_Entries provided_
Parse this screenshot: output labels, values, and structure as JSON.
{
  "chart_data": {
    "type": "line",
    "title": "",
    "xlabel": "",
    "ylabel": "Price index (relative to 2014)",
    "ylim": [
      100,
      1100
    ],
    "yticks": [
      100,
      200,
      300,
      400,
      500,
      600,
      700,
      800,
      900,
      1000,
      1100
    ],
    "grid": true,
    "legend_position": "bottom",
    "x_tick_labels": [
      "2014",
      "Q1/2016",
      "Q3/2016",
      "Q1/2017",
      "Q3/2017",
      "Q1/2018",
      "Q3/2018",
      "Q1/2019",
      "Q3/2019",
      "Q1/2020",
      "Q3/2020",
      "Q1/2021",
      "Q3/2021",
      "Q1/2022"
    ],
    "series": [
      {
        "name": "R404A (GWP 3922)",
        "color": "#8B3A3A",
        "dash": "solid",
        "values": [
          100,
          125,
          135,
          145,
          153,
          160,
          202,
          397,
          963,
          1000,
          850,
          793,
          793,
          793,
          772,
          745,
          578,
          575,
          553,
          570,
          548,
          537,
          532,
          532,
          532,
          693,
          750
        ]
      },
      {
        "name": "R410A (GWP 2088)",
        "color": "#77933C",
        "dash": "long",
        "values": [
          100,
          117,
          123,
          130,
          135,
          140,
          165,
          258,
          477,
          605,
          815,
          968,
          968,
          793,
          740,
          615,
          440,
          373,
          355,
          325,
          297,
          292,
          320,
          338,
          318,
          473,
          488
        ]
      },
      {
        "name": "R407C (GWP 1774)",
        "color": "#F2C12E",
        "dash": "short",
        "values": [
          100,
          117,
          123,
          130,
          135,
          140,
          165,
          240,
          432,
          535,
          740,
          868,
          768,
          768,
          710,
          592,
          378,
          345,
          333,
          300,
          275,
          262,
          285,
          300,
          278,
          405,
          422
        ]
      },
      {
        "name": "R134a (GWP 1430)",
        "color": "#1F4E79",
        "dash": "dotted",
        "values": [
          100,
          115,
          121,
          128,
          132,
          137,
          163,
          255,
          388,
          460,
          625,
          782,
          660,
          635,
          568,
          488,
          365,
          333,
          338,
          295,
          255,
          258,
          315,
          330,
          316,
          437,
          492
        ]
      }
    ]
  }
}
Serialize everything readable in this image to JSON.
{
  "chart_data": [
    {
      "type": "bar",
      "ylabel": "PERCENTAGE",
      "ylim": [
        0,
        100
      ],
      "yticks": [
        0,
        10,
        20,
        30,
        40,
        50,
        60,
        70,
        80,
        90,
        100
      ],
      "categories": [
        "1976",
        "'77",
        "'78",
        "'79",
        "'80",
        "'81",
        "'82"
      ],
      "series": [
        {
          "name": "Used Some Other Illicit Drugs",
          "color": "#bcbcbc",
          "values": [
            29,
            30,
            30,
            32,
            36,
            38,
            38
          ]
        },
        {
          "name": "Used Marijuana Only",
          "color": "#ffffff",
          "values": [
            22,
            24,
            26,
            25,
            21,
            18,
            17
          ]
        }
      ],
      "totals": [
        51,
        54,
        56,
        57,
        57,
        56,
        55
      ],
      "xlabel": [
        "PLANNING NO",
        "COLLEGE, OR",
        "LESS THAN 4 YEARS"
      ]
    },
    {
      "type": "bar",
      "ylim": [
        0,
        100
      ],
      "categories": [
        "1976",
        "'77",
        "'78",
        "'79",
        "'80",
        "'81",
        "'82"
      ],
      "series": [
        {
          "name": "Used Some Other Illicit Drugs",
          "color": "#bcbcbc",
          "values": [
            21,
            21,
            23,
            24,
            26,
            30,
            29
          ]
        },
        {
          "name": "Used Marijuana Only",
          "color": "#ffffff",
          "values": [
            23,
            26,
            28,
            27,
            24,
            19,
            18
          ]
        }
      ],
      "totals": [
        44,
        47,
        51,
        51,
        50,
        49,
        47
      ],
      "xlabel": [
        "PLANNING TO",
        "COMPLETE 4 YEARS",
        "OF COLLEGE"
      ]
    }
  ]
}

_What to do_
Identify the lines that hold the word "color". Copy every one of them.

_Result of the task_
        "color": "#8B3A3A",
        "color": "#77933C",
        "color": "#F2C12E",
        "color": "#1F4E79",
          "color": "#bcbcbc",
          "color": "#ffffff",
          "color": "#bcbcbc",
          "color": "#ffffff",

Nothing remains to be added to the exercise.